■ **Passage shown**
Within 90 days: Move from inventory to continuous visibility. A Prompt Security proof of value can get you there quickly, delivering real-time discovery of all AI tool usage across your environment, including the shadow AI activity your current stack can’t see. Use that visibility to establish sanctioned alternatives that give employees a secure path to the productivity they’re already chasing with unsanctioned tools. Operationalize behavioral detection hunts as automated detection rules so your SOC can identify new agentic activity as it appears, not months later.
Within 6 months: Mature from visibility into governance. Complete a full AI tool inventory with data classification and risk scoring. Establish enforcement policies that contain or block unsanctioned agentic tools at the endpoint, interaction, and network layers. Build board-ready reporting metrics that track AI-related risk posture over time. The organizations that move fastest here won’t be starting from scratch, they’ll be the ones that invested in visibility early enough to know what they’re governing.
Conclusion: From Visibility to Confidence
Securing LLMs and AI is not a future challenge, it’s a present imperative. SentinelOne’s Singularity Platform, now significantly enhanced by the capabilities of Prompt Security, provides end-to-end protection that spans cloud infrastructure, workload runtime, AI interaction governance, and automated response.

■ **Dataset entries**
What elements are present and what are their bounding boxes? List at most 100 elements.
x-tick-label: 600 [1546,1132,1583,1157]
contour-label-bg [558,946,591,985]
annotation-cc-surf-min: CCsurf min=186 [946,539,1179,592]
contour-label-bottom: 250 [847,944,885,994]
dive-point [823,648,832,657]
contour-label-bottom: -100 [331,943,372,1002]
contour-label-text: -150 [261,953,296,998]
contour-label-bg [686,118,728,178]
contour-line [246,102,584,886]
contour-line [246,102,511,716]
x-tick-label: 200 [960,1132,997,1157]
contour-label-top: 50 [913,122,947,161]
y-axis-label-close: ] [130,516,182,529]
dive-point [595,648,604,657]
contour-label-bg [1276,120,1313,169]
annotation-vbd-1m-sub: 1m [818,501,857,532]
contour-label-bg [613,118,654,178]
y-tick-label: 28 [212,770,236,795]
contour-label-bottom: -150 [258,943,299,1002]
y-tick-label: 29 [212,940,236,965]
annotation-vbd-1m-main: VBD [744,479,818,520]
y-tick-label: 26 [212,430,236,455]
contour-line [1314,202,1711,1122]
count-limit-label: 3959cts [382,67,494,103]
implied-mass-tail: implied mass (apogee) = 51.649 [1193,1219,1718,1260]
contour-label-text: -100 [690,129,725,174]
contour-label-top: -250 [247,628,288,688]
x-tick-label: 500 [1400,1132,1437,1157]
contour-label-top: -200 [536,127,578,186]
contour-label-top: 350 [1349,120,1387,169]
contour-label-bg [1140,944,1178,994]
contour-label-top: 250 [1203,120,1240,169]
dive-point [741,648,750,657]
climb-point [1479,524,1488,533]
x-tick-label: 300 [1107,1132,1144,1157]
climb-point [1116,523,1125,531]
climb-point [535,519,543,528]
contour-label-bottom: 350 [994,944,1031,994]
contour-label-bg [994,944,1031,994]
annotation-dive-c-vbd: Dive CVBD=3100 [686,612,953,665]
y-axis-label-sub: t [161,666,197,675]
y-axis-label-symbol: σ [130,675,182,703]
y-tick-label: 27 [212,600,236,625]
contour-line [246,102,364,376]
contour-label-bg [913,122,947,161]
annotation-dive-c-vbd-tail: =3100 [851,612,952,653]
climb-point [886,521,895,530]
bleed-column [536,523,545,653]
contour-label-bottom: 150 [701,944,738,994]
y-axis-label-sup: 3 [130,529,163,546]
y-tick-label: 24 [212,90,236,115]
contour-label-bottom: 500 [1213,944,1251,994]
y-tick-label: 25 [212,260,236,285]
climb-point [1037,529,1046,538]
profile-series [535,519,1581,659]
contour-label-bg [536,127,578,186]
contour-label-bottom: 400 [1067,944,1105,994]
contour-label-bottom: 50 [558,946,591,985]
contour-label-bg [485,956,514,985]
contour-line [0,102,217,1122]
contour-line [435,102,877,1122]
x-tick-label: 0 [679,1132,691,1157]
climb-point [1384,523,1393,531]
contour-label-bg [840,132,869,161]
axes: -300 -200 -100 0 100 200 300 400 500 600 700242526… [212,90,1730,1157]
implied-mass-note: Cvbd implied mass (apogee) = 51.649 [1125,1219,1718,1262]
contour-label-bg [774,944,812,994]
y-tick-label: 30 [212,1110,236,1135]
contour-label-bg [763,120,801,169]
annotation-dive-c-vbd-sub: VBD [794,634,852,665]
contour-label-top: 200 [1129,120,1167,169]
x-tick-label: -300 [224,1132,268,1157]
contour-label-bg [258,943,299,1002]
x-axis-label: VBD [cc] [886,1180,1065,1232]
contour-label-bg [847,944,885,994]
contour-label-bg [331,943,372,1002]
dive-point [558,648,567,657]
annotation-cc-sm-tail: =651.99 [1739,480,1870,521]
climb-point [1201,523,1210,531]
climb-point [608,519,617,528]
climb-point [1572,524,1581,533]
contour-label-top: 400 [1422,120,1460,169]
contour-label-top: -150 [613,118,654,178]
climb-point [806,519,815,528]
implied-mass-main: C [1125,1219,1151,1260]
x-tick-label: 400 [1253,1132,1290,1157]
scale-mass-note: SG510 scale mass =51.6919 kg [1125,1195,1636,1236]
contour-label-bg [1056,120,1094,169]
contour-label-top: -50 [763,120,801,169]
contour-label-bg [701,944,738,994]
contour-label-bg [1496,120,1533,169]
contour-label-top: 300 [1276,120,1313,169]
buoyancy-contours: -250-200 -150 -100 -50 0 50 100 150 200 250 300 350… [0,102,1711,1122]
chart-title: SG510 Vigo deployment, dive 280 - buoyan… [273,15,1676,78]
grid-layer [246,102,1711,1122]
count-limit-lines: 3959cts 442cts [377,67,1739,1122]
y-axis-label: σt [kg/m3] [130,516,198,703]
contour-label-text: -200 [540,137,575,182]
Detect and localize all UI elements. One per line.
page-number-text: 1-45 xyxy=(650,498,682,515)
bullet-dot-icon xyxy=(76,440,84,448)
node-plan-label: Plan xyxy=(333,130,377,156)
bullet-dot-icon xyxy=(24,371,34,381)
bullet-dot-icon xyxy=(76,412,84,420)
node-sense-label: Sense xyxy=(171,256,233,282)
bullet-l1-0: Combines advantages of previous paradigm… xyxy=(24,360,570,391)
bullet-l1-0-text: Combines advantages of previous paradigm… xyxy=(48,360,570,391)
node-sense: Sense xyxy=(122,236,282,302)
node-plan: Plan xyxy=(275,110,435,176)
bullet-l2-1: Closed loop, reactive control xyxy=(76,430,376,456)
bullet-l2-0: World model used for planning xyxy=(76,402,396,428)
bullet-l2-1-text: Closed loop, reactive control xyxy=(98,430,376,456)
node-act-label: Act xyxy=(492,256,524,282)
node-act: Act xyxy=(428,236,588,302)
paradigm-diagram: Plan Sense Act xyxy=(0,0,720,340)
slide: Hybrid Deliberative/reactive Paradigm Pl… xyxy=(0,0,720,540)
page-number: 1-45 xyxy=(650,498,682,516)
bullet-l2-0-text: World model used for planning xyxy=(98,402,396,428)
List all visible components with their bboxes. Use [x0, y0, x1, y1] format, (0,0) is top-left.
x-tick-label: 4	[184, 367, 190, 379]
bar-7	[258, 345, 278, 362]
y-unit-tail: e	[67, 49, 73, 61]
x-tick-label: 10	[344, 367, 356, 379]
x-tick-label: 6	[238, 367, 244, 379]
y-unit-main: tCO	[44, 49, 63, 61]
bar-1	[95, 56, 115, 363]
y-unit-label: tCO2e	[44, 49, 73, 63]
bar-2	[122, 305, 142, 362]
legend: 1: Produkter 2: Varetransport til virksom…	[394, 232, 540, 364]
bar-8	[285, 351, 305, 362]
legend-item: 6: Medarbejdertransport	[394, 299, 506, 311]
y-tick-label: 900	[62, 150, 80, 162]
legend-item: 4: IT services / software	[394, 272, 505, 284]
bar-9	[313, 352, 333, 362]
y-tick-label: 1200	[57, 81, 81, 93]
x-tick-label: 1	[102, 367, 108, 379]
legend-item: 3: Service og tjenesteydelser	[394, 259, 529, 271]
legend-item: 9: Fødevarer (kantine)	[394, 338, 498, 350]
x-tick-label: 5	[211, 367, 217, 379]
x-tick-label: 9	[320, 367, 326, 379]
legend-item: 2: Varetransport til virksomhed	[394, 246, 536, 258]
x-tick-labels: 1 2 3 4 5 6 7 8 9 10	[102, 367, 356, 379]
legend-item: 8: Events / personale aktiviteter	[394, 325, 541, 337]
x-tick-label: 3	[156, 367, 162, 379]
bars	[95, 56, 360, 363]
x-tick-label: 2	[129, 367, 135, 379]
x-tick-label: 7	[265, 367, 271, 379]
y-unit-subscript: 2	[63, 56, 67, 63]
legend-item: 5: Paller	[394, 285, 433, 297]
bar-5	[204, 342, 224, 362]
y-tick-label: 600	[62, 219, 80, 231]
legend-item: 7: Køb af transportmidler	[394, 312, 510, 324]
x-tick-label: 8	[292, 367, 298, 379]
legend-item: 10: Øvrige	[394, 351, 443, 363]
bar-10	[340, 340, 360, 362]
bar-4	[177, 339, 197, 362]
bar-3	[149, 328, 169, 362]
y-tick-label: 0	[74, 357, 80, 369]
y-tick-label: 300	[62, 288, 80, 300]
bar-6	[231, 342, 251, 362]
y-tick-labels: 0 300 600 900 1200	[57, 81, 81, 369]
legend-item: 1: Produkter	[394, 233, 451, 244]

■ **Parts of the exercise**
1. Could you rewrite the paragraph in the AI security text that begins "Within 6 months" as a short bulleted list that keeps its main facts?
2. Can you reproduce the AI security text from "Conclusion: From Visibility" to "and automated response.", renaming "Singularity Platform" to "Unified Platform"?
3. Could you write what follows the last sentence of the AI security text?

■ **Results of the tasks**
1.
Within 6 months, mature from visibility into governance:
- Complete a full AI tool inventory with data classification and risk scoring.
- Set enforcement policies that contain or block unsanctioned agentic tools at the endpoint, interaction, and network layers.
- Build board-ready reporting metrics that track AI-related risk posture over time.
- The fastest-moving organizations won't start from scratch. They will be the ones that invested early in visibility and know what they're governing.

2.
Conclusion: From Visibility to Confidence
Securing LLMs and AI is not a future challenge, it’s a present imperative. SentinelOne’s Unified Platform, now significantly enhanced by the capabilities of Prompt Security, provides end-to-end protection that spans cloud infrastructure, workload runtime, AI interaction governance, and automated response.

3.
But the threat landscape is no longer just about chatbots and data leakage. The rapid adoption of agentic AI assistants like OpenClaw demonstrates that AI tools are evolving from passive information retrieval into autonomous agents that execute code, access secrets, and operate with real privileges on real systems. This shift demands a corresponding shift in security posture — from monitoring what employees type into a browser to governing what autonomous processes do on your endpoints.
SentinelOne’s three-layer coverage model addresses this directly. EDR/XDR telemetry provides behavioral detection at the endpoint. Prompt Security governs the interaction layer where sensitive data meets AI. And ClawSec hardens the agent runtime itself. Together, these layers give security teams the ability to discover, govern, and contain agentic AI tools without blocking the productivity gains they deliver.
The gap between organizations that believe they have AI governance and those that actually do is exactly where breaches happen. Organizations that close that gap won’t be those that adopted AI fastest or blocked it longest, they’ll be the ones that built the visibility, controls, and response capabilities to adopt it safely.
Security isn’t the department that says no to AI. It’s the function that makes AI possible at enterprise scale.